* start The input *

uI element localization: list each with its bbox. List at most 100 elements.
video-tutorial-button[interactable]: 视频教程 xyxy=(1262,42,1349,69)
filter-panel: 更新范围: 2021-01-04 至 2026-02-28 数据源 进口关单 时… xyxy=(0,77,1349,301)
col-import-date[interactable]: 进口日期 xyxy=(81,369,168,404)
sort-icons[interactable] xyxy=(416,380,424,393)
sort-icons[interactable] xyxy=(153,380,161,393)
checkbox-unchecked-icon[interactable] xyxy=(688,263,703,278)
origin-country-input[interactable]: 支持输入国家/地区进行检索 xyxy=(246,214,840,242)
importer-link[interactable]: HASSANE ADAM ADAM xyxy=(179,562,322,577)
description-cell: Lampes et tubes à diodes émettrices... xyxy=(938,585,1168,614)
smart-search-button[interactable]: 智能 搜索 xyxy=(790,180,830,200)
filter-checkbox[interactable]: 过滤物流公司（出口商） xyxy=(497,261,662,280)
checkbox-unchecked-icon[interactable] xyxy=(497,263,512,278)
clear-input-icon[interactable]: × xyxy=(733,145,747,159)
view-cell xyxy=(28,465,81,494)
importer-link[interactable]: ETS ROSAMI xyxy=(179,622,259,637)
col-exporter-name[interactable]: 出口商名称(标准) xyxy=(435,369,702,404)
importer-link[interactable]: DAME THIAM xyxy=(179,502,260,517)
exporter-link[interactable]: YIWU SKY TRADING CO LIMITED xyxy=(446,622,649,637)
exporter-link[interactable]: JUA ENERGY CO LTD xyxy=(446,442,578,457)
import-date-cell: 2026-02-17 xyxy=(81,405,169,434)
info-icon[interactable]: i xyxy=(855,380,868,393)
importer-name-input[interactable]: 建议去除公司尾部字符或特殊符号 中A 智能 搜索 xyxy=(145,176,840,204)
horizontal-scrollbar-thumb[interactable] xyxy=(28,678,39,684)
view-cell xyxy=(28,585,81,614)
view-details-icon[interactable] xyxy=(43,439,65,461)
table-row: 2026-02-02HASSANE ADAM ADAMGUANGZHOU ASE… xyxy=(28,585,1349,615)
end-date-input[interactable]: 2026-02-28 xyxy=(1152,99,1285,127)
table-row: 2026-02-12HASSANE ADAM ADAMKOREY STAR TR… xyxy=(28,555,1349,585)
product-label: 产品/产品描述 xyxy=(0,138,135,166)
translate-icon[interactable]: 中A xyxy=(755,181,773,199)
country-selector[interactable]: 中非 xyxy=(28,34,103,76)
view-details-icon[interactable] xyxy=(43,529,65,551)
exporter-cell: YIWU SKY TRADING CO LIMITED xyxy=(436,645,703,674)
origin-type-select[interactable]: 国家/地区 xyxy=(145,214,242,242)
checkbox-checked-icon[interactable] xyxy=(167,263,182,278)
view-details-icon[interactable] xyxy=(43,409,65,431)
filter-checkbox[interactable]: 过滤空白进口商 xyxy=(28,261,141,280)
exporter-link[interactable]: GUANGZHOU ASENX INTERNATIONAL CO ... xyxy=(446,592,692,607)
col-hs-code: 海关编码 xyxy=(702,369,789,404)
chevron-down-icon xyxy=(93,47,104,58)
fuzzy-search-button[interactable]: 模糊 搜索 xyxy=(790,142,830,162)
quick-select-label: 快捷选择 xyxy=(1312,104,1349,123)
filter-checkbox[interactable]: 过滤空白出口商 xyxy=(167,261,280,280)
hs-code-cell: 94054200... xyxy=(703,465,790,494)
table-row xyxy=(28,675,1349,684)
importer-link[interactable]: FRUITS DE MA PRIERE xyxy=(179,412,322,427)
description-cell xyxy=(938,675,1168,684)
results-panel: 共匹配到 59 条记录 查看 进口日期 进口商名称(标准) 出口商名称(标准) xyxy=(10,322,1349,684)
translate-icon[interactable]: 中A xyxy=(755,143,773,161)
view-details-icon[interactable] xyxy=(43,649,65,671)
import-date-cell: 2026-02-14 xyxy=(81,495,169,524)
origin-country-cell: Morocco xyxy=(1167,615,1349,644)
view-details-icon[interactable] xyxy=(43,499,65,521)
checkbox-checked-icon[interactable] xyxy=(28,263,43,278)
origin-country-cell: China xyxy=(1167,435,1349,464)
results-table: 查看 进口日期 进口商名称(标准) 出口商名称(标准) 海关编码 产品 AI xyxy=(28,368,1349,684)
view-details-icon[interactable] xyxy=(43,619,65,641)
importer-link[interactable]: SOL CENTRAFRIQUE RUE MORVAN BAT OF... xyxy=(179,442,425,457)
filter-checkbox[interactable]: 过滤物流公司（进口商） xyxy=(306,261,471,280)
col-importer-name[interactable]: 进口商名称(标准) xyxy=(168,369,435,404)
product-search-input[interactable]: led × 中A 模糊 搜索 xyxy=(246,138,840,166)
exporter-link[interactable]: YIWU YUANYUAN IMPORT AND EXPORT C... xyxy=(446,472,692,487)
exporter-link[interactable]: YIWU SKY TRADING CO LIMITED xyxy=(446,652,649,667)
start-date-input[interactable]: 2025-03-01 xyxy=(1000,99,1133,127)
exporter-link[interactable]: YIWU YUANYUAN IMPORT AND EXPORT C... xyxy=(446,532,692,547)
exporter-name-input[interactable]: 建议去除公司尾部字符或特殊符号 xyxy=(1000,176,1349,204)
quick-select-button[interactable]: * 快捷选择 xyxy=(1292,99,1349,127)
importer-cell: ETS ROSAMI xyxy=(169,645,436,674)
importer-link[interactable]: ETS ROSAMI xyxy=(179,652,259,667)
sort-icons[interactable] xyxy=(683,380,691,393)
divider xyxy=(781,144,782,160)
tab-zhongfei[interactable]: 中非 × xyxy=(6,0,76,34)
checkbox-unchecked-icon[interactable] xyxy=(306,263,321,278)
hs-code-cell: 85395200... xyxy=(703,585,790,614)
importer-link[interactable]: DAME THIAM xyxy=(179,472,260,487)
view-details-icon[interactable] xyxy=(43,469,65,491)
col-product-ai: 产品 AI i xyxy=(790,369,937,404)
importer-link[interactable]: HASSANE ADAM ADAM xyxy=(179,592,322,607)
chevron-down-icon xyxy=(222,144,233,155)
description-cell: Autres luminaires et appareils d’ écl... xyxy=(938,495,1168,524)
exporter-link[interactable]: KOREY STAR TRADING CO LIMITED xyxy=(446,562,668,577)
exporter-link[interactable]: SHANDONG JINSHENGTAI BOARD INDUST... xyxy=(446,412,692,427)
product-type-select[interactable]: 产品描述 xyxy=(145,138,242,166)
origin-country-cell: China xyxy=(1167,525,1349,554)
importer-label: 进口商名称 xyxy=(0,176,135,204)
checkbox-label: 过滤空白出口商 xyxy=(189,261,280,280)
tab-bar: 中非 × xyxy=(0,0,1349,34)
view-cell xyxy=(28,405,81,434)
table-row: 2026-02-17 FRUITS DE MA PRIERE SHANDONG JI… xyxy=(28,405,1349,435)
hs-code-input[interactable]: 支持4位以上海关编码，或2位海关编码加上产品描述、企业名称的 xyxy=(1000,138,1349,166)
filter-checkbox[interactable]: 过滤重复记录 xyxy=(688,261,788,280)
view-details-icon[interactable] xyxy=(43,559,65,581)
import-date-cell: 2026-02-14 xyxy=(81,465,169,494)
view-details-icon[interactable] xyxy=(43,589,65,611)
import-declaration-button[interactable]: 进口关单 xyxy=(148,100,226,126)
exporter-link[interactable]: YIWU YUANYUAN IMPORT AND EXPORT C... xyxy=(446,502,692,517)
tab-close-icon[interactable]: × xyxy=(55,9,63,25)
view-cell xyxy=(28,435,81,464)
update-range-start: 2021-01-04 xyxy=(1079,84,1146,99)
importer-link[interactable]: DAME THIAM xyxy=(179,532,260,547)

* end The input *

→ **Written request**:
Update the rows from the start of the records through the line containing "CO LIMITED xyxy=(446,622,649,637)", inclusive, by replacing "sort-icons" with "sort-arrows" and changing nothing else. Write out those rows in full.

→ **Correct response**:
uI element localization: list each with its bbox. List at most 100 elements.
video-tutorial-button[interactable]: 视频教程 xyxy=(1262,42,1349,69)
filter-panel: 更新范围: 2021-01-04 至 2026-02-28 数据源 进口关单 时… xyxy=(0,77,1349,301)
col-import-date[interactable]: 进口日期 xyxy=(81,369,168,404)
sort-arrows[interactable] xyxy=(416,380,424,393)
sort-arrows[interactable] xyxy=(153,380,161,393)
checkbox-unchecked-icon[interactable] xyxy=(688,263,703,278)
origin-country-input[interactable]: 支持输入国家/地区进行检索 xyxy=(246,214,840,242)
importer-link[interactable]: HASSANE ADAM ADAM xyxy=(179,562,322,577)
description-cell: Lampes et tubes à diodes émettrices... xyxy=(938,585,1168,614)
smart-search-button[interactable]: 智能 搜索 xyxy=(790,180,830,200)
filter-checkbox[interactable]: 过滤物流公司（出口商） xyxy=(497,261,662,280)
checkbox-unchecked-icon[interactable] xyxy=(497,263,512,278)
clear-input-icon[interactable]: × xyxy=(733,145,747,159)
view-cell xyxy=(28,465,81,494)
importer-link[interactable]: ETS ROSAMI xyxy=(179,622,259,637)
col-exporter-name[interactable]: 出口商名称(标准) xyxy=(435,369,702,404)
importer-link[interactable]: DAME THIAM xyxy=(179,502,260,517)
exporter-link[interactable]: YIWU SKY TRADING CO LIMITED xyxy=(446,622,649,637)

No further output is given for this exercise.